### EXERCISE BRIEF
Copy each line in which the string "domains" occurs.

(Records from a collection of figures)

[Start]

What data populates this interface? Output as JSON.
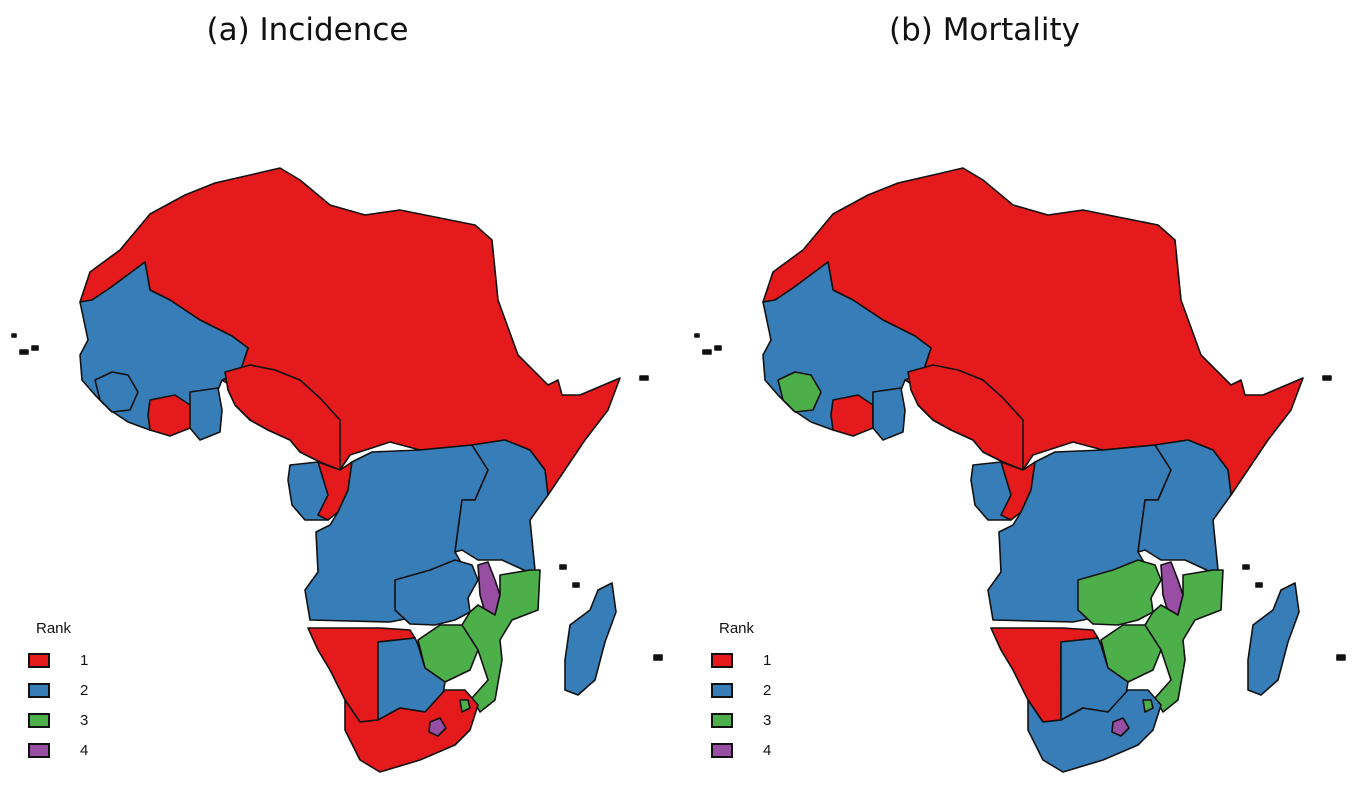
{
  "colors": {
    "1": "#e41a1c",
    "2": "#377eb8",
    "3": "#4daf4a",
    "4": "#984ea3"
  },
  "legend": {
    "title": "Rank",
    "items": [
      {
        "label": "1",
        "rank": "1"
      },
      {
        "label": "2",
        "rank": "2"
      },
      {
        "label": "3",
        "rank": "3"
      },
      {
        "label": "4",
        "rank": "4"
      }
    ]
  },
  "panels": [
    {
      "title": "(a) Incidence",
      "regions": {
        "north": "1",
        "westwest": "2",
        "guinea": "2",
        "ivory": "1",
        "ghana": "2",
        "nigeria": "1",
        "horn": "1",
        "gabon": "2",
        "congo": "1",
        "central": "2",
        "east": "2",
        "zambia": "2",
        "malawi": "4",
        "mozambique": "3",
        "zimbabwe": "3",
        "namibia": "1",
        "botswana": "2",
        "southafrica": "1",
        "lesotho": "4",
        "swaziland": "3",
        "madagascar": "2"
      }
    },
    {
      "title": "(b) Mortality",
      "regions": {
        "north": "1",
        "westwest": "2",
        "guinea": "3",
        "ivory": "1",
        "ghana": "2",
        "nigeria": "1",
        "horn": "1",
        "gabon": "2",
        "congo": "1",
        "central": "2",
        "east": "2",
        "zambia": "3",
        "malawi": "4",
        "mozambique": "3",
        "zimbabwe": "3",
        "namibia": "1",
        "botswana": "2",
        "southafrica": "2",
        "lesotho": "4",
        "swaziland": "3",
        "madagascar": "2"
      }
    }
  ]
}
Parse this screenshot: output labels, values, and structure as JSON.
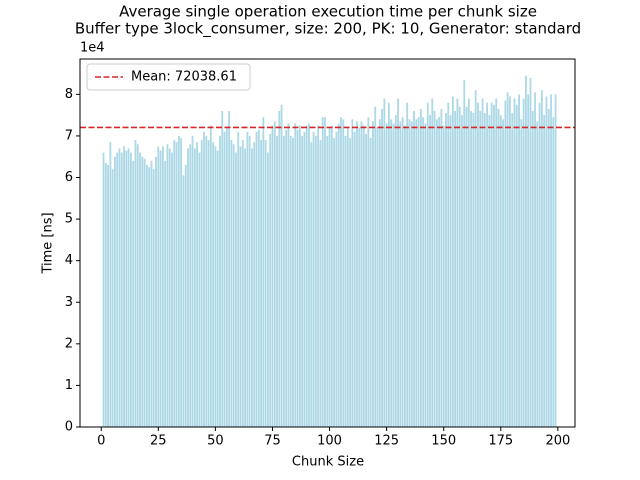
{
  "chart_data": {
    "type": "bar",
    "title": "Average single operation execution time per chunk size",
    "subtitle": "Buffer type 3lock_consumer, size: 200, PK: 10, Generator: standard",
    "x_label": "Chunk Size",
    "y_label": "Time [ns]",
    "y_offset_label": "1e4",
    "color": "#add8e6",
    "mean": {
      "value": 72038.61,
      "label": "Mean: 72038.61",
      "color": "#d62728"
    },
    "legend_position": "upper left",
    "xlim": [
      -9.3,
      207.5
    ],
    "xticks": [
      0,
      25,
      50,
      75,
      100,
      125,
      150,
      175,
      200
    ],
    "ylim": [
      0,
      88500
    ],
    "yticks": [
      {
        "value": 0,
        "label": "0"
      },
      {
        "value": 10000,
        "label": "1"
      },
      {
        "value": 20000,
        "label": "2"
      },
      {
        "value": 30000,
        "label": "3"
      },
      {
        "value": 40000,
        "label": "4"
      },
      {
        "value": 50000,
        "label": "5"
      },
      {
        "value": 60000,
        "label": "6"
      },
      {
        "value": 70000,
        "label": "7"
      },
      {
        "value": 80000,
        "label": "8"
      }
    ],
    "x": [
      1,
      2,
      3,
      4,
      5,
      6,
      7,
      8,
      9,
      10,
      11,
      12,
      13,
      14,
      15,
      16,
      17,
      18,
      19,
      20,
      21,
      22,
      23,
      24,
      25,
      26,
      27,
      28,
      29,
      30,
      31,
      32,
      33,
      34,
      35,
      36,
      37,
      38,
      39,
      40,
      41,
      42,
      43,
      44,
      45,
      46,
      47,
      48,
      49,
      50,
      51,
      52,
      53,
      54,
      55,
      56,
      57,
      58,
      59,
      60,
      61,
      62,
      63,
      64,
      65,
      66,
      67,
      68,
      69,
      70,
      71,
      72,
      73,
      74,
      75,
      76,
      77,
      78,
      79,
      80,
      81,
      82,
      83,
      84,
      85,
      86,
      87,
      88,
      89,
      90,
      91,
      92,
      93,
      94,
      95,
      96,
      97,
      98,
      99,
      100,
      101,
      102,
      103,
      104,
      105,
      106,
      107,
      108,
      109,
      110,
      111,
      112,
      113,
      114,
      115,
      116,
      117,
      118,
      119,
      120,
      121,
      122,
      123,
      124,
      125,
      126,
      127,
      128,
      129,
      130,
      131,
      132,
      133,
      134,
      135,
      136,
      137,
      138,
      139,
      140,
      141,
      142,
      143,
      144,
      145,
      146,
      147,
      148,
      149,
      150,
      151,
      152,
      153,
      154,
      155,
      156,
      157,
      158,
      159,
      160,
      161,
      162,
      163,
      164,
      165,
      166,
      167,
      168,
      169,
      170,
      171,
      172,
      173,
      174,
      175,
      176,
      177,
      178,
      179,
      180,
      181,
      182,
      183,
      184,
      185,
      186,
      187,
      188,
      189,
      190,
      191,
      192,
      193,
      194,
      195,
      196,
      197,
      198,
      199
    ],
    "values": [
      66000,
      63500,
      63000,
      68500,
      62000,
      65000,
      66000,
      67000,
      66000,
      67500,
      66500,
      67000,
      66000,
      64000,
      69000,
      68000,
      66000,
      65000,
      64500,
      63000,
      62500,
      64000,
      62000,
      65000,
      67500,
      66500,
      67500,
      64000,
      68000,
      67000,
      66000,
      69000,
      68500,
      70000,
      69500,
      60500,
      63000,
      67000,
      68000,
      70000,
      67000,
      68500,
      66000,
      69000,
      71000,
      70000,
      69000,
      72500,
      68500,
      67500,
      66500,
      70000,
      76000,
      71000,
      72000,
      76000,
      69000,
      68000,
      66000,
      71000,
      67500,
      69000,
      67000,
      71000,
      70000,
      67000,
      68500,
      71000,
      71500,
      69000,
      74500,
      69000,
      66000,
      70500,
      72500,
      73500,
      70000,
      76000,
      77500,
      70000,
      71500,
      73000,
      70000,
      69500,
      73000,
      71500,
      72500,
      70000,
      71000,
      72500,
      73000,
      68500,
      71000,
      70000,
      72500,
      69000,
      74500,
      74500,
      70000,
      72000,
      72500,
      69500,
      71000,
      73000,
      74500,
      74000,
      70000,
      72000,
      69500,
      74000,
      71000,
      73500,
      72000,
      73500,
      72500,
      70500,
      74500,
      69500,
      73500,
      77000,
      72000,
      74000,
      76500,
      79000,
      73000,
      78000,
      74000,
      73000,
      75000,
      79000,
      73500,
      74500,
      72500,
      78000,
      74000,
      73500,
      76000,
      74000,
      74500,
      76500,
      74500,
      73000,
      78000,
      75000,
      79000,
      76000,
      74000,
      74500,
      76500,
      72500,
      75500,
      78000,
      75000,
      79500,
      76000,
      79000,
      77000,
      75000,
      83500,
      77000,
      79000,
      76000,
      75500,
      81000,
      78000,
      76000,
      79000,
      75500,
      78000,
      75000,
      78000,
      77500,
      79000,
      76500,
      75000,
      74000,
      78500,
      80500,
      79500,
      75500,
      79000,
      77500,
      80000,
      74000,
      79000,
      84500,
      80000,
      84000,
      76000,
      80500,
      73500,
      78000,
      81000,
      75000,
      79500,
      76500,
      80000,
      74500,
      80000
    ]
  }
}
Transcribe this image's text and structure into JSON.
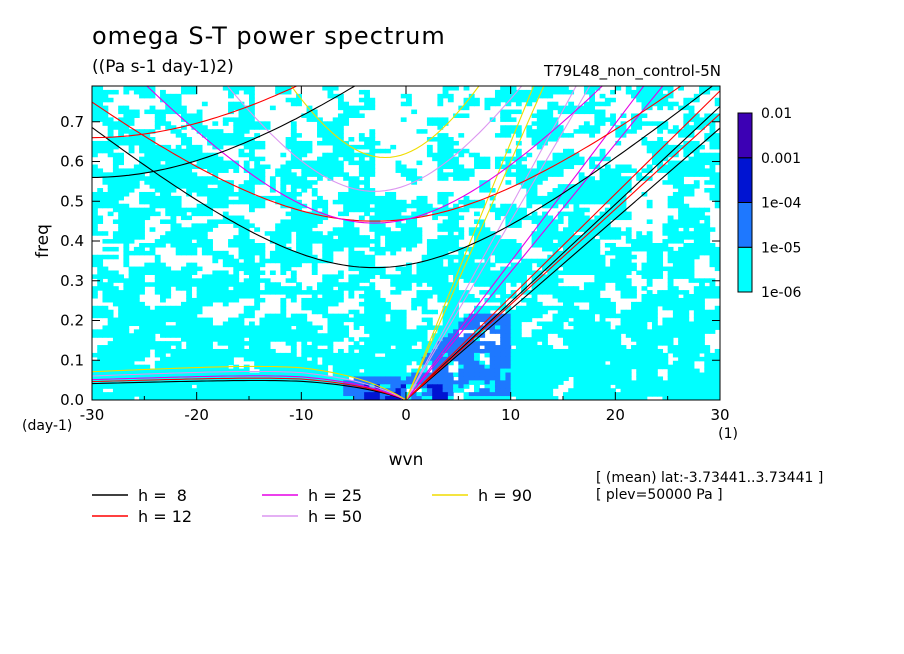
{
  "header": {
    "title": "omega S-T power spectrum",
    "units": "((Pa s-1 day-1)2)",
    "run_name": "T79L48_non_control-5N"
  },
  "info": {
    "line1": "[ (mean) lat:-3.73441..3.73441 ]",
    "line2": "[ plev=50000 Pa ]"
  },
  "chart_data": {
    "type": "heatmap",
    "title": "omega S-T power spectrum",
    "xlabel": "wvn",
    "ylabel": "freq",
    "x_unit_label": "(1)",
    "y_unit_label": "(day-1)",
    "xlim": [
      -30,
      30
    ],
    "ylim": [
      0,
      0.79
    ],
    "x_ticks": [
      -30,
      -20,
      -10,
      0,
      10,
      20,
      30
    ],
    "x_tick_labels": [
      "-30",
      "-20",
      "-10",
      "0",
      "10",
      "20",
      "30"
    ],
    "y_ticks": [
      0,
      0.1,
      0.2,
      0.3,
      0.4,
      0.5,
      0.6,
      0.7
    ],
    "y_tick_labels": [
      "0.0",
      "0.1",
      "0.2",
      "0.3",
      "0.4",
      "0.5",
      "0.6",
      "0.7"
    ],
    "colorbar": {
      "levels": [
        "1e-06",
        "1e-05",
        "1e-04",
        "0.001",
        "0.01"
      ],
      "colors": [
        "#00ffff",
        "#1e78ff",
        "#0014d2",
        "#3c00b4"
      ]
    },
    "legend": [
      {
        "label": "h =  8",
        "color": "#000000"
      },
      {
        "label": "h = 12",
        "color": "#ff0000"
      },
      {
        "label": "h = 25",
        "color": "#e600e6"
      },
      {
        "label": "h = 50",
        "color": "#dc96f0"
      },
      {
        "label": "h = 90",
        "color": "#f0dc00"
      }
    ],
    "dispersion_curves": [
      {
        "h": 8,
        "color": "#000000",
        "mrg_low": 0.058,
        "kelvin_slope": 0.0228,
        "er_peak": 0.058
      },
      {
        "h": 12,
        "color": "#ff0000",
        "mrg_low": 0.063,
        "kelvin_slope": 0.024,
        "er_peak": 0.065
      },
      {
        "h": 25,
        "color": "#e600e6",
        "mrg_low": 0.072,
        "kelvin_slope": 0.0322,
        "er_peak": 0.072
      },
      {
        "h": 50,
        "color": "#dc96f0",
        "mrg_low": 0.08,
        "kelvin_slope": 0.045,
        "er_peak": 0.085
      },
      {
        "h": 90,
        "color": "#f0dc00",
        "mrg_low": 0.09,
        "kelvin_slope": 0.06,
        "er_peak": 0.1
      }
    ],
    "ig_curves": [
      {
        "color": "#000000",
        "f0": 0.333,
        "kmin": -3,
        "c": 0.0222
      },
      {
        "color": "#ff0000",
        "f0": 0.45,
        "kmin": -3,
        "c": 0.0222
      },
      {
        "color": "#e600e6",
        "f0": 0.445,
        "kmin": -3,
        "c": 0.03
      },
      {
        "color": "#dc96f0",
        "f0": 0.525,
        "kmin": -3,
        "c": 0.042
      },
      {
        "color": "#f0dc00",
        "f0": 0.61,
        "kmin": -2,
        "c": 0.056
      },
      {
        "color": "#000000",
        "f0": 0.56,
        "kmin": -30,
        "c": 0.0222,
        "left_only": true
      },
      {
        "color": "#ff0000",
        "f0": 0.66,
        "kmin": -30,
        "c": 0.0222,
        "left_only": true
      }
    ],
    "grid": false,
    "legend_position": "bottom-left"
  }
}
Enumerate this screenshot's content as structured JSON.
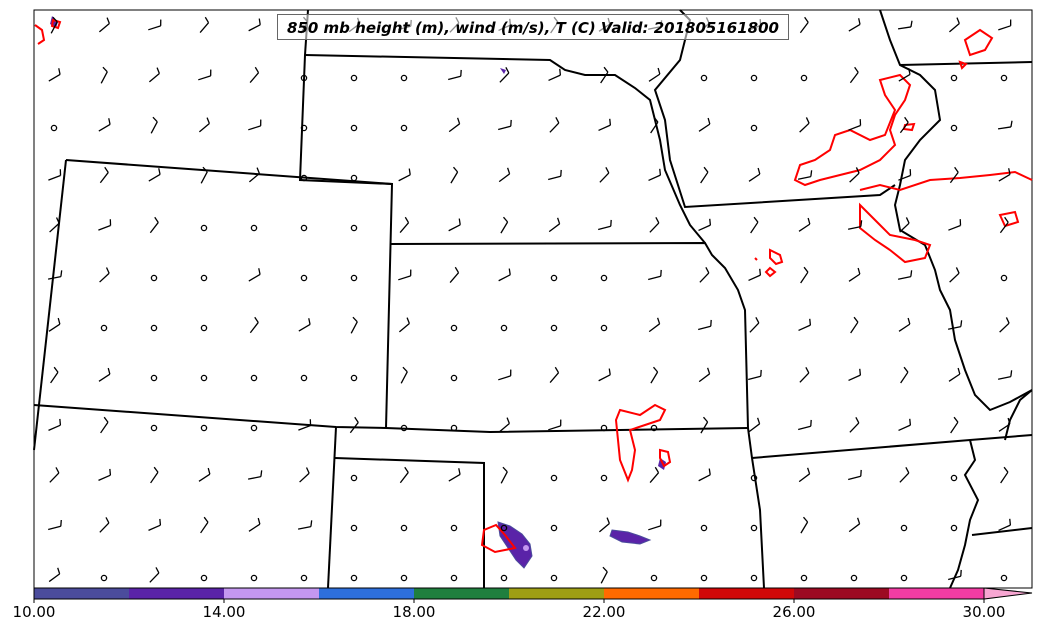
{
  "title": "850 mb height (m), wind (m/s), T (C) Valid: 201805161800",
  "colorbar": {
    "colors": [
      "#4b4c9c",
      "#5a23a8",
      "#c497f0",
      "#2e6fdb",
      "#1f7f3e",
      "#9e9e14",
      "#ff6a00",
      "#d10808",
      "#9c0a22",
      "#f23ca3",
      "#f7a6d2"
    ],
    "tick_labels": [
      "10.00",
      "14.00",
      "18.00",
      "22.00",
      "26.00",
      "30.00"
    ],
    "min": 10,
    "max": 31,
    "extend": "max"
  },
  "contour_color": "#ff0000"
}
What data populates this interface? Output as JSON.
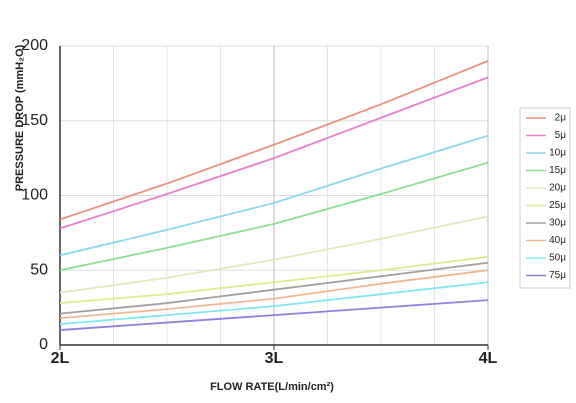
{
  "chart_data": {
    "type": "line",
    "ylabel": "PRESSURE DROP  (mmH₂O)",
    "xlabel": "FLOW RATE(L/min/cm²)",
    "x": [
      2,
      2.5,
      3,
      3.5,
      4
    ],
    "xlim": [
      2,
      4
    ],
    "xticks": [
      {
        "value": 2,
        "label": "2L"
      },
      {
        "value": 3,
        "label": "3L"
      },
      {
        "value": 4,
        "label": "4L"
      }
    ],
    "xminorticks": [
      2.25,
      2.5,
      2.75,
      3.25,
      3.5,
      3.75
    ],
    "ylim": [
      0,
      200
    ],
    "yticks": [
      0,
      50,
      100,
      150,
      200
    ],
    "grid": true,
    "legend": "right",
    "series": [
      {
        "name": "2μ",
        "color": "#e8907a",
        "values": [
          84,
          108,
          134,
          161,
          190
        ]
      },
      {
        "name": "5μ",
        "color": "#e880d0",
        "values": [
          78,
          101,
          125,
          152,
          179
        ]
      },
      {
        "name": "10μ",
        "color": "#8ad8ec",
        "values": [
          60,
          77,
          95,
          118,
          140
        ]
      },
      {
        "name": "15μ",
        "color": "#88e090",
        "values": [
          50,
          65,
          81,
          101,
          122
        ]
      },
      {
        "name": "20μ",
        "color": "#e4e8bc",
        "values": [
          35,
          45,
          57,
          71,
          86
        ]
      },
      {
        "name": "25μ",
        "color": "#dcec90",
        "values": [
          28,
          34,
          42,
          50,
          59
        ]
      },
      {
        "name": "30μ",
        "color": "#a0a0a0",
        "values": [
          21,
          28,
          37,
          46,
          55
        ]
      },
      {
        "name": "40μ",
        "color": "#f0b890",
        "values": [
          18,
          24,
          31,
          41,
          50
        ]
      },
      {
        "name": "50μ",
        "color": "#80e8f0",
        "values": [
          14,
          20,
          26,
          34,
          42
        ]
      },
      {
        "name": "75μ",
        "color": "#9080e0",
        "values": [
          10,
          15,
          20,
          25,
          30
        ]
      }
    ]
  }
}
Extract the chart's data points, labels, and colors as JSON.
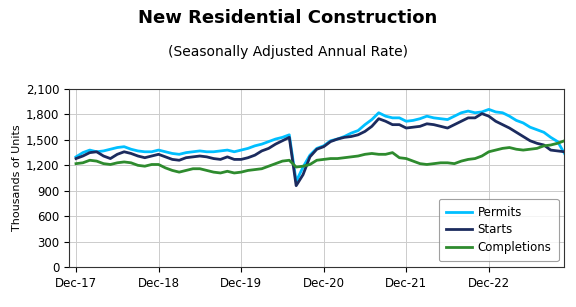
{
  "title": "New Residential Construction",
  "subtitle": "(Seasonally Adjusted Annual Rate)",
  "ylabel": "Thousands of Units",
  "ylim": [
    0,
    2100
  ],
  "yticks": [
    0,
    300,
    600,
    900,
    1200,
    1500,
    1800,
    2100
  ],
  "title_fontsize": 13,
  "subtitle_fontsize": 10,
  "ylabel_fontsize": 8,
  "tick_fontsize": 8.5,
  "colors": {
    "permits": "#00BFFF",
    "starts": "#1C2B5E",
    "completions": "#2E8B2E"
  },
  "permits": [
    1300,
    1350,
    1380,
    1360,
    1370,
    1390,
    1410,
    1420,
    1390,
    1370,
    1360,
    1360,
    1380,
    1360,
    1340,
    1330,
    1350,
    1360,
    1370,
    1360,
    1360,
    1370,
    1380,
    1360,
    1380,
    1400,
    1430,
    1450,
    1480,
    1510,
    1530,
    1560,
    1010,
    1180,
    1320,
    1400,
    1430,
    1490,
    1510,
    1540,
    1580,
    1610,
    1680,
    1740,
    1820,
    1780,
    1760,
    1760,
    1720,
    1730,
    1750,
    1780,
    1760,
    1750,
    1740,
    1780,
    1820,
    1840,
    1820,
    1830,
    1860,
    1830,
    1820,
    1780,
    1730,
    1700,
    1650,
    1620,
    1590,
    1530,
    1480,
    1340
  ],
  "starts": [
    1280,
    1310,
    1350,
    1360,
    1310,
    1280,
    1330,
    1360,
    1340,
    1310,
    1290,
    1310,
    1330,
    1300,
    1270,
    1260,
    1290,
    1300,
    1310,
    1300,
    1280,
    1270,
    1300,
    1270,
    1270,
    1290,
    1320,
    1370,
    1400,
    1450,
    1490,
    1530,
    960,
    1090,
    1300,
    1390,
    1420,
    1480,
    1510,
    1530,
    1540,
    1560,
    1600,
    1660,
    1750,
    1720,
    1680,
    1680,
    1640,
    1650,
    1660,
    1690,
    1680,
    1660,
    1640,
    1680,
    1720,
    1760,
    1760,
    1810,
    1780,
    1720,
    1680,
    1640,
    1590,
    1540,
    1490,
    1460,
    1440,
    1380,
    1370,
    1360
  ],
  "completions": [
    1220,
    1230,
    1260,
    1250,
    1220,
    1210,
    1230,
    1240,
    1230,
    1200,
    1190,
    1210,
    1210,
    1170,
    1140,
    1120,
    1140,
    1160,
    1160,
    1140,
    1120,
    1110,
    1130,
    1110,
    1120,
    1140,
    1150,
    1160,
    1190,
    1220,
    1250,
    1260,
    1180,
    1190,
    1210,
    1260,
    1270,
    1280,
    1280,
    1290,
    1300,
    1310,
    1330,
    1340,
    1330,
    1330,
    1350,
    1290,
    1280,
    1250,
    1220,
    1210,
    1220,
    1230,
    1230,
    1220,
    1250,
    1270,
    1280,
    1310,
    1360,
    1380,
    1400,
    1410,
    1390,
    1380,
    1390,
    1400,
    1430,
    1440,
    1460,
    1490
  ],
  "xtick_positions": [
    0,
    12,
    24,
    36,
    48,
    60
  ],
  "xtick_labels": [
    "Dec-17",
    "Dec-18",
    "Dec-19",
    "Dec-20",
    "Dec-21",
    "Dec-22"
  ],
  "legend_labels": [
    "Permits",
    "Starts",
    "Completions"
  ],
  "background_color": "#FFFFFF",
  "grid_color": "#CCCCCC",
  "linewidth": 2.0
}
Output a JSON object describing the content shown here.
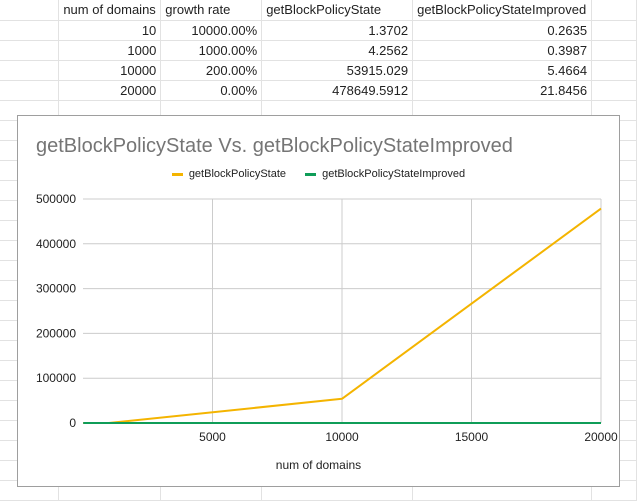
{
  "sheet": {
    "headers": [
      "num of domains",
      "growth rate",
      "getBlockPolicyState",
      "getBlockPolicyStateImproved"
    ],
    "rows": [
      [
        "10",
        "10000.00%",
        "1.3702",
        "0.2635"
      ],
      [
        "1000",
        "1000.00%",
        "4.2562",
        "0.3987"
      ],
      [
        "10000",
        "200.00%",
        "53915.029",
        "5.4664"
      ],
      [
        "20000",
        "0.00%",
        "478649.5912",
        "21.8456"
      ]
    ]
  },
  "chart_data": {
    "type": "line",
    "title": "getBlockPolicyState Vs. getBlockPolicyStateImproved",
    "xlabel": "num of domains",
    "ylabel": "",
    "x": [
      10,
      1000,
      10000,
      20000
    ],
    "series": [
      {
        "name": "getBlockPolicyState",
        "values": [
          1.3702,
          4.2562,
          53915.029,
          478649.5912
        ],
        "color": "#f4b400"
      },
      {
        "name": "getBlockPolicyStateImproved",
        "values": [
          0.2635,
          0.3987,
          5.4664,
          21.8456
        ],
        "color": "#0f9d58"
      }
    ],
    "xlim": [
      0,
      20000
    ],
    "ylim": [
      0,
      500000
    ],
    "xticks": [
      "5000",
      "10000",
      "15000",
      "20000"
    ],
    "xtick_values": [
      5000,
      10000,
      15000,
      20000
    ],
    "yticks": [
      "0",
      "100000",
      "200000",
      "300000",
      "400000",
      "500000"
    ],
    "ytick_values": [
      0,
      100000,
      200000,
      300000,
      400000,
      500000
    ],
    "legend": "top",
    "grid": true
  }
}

[End]

### RESULT OF THIS TASK
      "num of domains",
    "xlabel": "num of domains",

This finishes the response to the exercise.